— Begin Exercise materials —
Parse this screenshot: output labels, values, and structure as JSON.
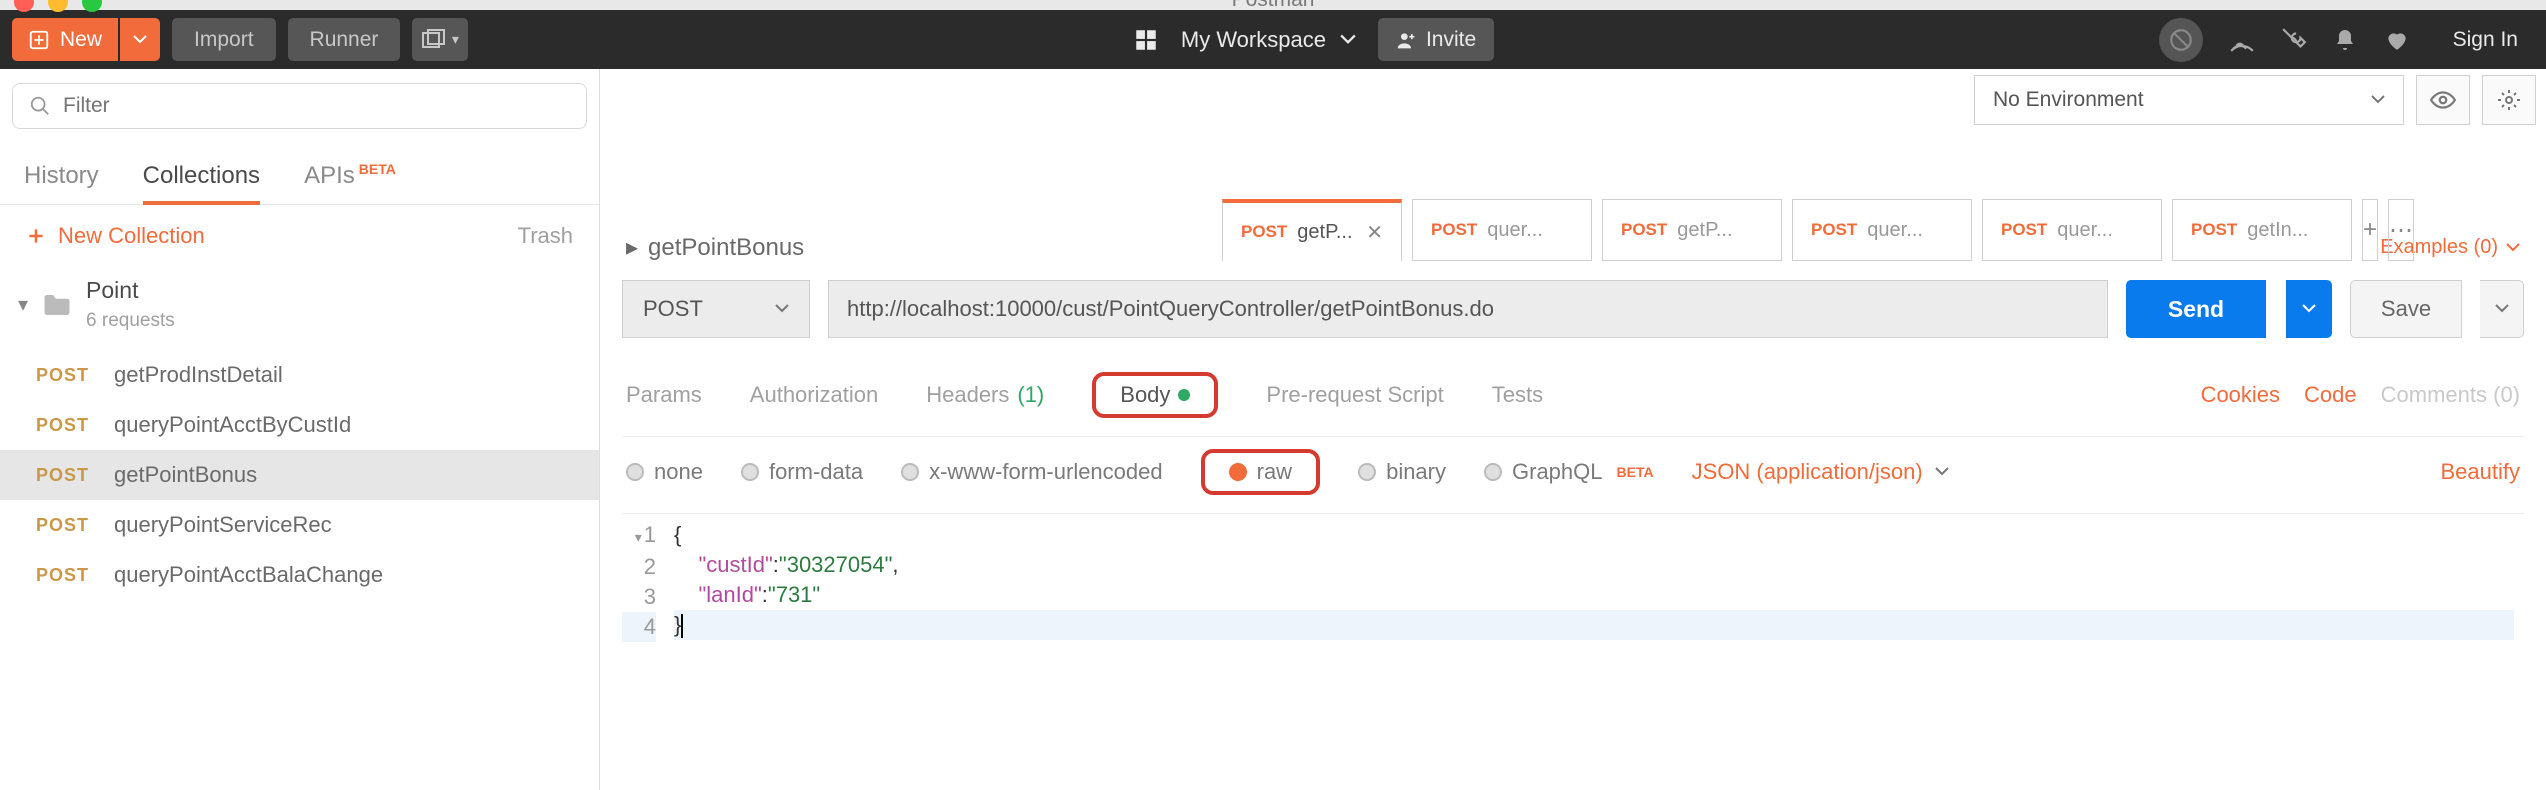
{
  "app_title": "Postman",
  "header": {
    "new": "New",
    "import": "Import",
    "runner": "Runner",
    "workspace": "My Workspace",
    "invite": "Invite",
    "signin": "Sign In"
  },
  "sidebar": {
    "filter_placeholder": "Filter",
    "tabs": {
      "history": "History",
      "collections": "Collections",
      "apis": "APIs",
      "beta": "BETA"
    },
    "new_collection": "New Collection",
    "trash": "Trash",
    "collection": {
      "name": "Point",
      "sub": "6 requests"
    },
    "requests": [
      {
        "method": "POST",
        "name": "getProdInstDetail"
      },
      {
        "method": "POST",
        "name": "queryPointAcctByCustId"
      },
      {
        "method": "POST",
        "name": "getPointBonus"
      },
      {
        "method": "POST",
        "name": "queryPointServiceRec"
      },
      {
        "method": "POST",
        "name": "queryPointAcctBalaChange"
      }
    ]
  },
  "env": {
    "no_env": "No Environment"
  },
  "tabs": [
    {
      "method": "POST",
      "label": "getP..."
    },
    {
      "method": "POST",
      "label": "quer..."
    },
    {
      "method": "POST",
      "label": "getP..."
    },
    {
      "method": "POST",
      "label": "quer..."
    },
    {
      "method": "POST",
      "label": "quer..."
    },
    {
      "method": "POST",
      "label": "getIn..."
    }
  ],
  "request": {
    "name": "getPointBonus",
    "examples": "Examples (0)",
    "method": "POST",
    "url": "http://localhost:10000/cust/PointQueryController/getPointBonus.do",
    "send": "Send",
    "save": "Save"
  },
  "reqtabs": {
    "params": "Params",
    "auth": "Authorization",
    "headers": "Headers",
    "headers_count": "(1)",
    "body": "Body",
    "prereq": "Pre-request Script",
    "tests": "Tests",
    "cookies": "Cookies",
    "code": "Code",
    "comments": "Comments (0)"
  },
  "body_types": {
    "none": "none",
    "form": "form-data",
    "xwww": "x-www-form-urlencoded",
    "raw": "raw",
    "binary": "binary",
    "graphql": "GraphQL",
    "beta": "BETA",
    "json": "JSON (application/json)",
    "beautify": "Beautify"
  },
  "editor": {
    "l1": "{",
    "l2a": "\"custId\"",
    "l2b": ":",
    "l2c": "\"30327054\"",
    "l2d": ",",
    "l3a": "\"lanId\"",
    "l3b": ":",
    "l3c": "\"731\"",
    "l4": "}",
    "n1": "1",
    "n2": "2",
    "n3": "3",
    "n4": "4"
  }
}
— End Exercise materials —
— Begin Exercise materials —
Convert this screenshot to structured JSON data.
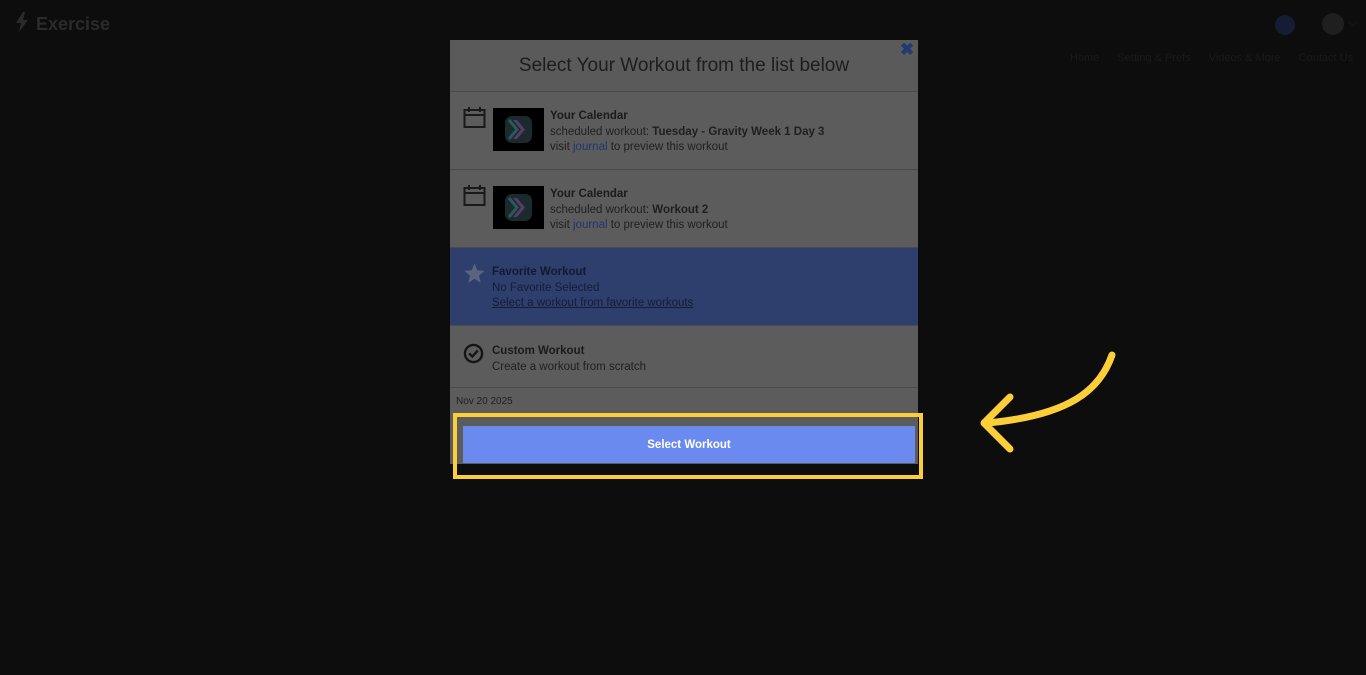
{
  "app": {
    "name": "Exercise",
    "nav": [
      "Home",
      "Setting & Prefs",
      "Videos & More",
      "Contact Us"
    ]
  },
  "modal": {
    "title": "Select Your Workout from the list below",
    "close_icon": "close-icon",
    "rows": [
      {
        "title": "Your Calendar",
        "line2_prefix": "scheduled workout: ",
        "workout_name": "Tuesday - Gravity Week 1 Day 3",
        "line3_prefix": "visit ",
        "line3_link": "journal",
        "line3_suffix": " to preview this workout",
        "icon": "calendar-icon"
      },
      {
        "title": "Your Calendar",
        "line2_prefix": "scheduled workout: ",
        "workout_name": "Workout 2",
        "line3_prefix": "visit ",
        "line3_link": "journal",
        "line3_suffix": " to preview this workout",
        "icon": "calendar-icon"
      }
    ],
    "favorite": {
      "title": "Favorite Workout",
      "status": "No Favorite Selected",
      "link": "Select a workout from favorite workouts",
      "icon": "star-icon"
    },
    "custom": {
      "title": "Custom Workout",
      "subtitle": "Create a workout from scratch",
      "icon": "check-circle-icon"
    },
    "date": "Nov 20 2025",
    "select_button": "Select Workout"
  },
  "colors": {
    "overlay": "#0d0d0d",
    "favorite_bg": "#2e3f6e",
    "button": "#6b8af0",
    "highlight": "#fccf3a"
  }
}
— End Exercise materials —
Look over the listing above. Pick out and copy every line that includes "getPointBonus".

        "name": "getPointBonus"
    "name": "getPointBonus",
    "url": "http://localhost:10000/cust/PointQueryController/getPointBonus.do",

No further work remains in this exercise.